Problem description:
Return all of the entries word for word, but omit the pictures they contain.

■ ■ ■

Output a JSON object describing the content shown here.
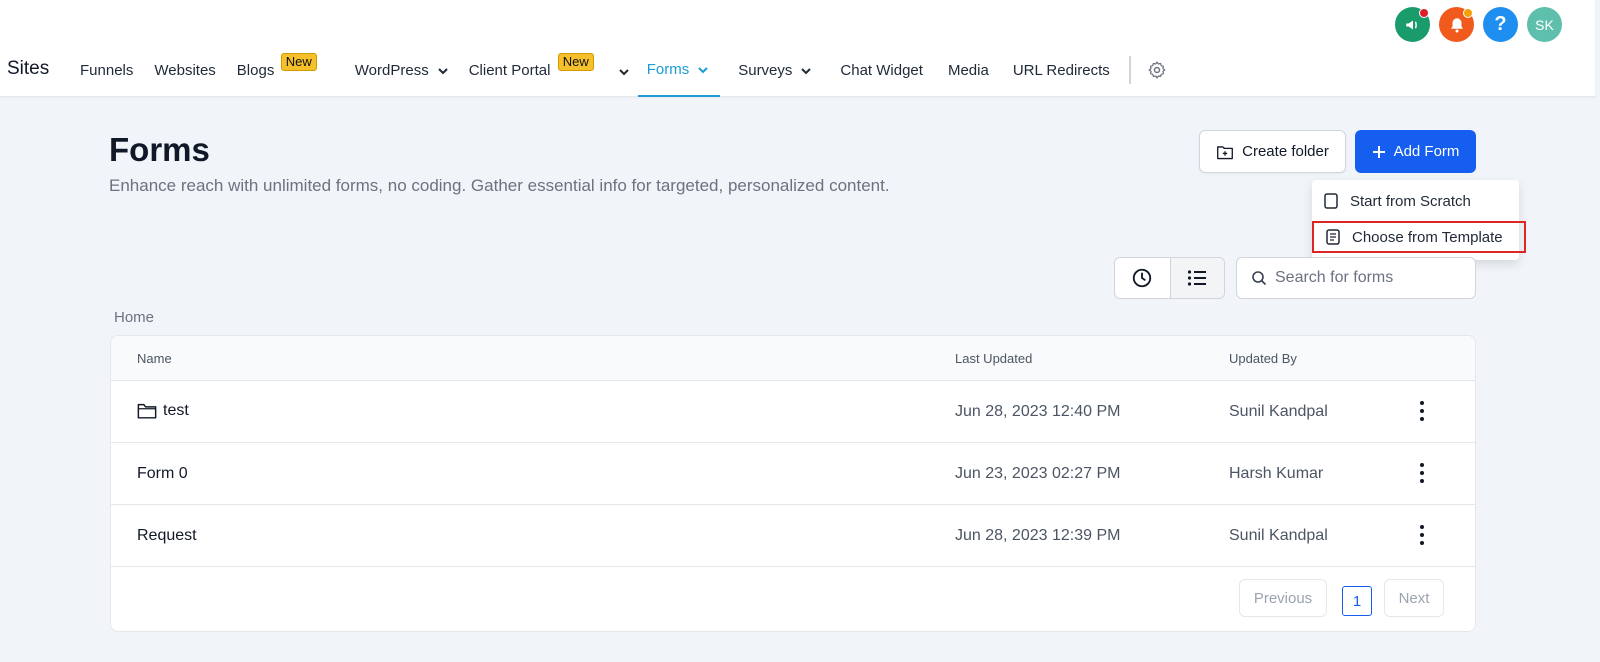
{
  "header": {
    "site_title": "Sites",
    "avatar_initials": "SK",
    "help_glyph": "?"
  },
  "nav": {
    "funnels": "Funnels",
    "websites": "Websites",
    "blogs": "Blogs",
    "blogs_badge": "New",
    "wordpress": "WordPress",
    "client_portal": "Client Portal",
    "client_portal_badge": "New",
    "forms": "Forms",
    "surveys": "Surveys",
    "chat_widget": "Chat Widget",
    "media": "Media",
    "url_redirects": "URL Redirects"
  },
  "page": {
    "title": "Forms",
    "description": "Enhance reach with unlimited forms, no coding. Gather essential info for targeted, personalized content.",
    "create_folder_label": "Create folder",
    "add_form_label": "Add Form"
  },
  "dropdown": {
    "start_from_scratch": "Start from Scratch",
    "choose_from_template": "Choose from Template"
  },
  "toolbar": {
    "search_placeholder": "Search for forms"
  },
  "breadcrumb": {
    "home": "Home"
  },
  "table": {
    "headers": {
      "name": "Name",
      "last_updated": "Last Updated",
      "updated_by": "Updated By"
    },
    "rows": [
      {
        "name": "test",
        "is_folder": true,
        "last_updated": "Jun 28, 2023 12:40 PM",
        "updated_by": "Sunil Kandpal"
      },
      {
        "name": "Form 0",
        "is_folder": false,
        "last_updated": "Jun 23, 2023 02:27 PM",
        "updated_by": "Harsh Kumar"
      },
      {
        "name": "Request",
        "is_folder": false,
        "last_updated": "Jun 28, 2023 12:39 PM",
        "updated_by": "Sunil Kandpal"
      }
    ]
  },
  "pagination": {
    "previous": "Previous",
    "current_page": "1",
    "next": "Next"
  },
  "colors": {
    "accent": "#155eef",
    "active_tab": "#1d9bd6",
    "badge": "#f6c02b",
    "highlight_border": "#dc2626"
  },
  "icons": {
    "announcement": "megaphone-icon",
    "notifications": "bell-icon",
    "help": "help-icon",
    "settings": "gear-icon",
    "create_folder": "folder-plus-icon",
    "add": "plus-icon",
    "scratch": "blank-page-icon",
    "template": "template-document-icon",
    "recent": "clock-icon",
    "list": "list-view-icon",
    "search": "search-icon",
    "folder": "folder-icon",
    "more": "kebab-menu-icon"
  }
}
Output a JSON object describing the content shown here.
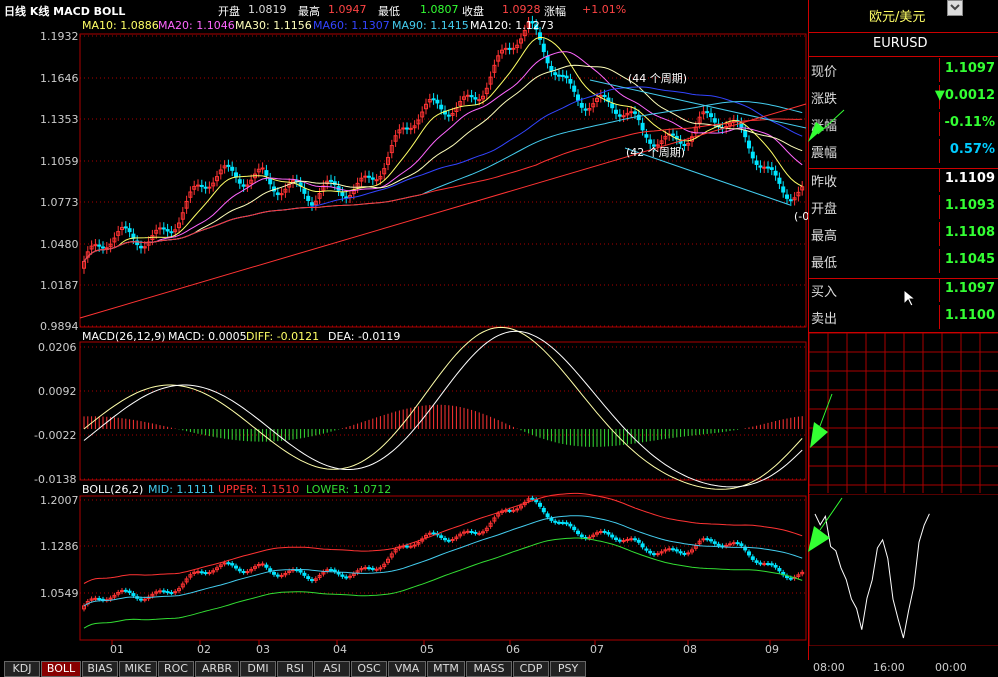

■ ■ ■

Response:
Output a JSON object describing the content shown here.
{
  "header": {
    "site_title": "Sites",
    "avatar_initials": "SK",
    "help_glyph": "?"
  },
  "nav": {
    "funnels": "Funnels",
    "websites": "Websites",
    "blogs": "Blogs",
    "blogs_badge": "New",
    "wordpress": "WordPress",
    "client_portal": "Client Portal",
    "client_portal_badge": "New",
    "forms": "Forms",
    "surveys": "Surveys",
    "chat_widget": "Chat Widget",
    "media": "Media",
    "url_redirects": "URL Redirects"
  },
  "page": {
    "title": "Forms",
    "description": "Enhance reach with unlimited forms, no coding. Gather essential info for targeted, personalized content.",
    "create_folder_label": "Create folder",
    "add_form_label": "Add Form"
  },
  "dropdown": {
    "start_from_scratch": "Start from Scratch",
    "choose_from_template": "Choose from Template"
  },
  "toolbar": {
    "search_placeholder": "Search for forms"
  },
  "breadcrumb": {
    "home": "Home"
  },
  "table": {
    "headers": {
      "name": "Name",
      "last_updated": "Last Updated",
      "updated_by": "Updated By"
    },
    "rows": [
      {
        "name": "test",
        "is_folder": true,
        "last_updated": "Jun 28, 2023 12:40 PM",
        "updated_by": "Sunil Kandpal"
      },
      {
        "name": "Form 0",
        "is_folder": false,
        "last_updated": "Jun 23, 2023 02:27 PM",
        "updated_by": "Harsh Kumar"
      },
      {
        "name": "Request",
        "is_folder": false,
        "last_updated": "Jun 28, 2023 12:39 PM",
        "updated_by": "Sunil Kandpal"
      }
    ]
  },
  "pagination": {
    "previous": "Previous",
    "current_page": "1",
    "next": "Next"
  },
  "colors": {
    "accent": "#155eef",
    "active_tab": "#1d9bd6",
    "badge": "#f6c02b",
    "highlight_border": "#dc2626"
  },
  "icons": {
    "announcement": "megaphone-icon",
    "notifications": "bell-icon",
    "help": "help-icon",
    "settings": "gear-icon",
    "create_folder": "folder-plus-icon",
    "add": "plus-icon",
    "scratch": "blank-page-icon",
    "template": "template-document-icon",
    "recent": "clock-icon",
    "list": "list-view-icon",
    "search": "search-icon",
    "folder": "folder-icon",
    "more": "kebab-menu-icon"
  }
}
Output a JSON object describing the content shown here.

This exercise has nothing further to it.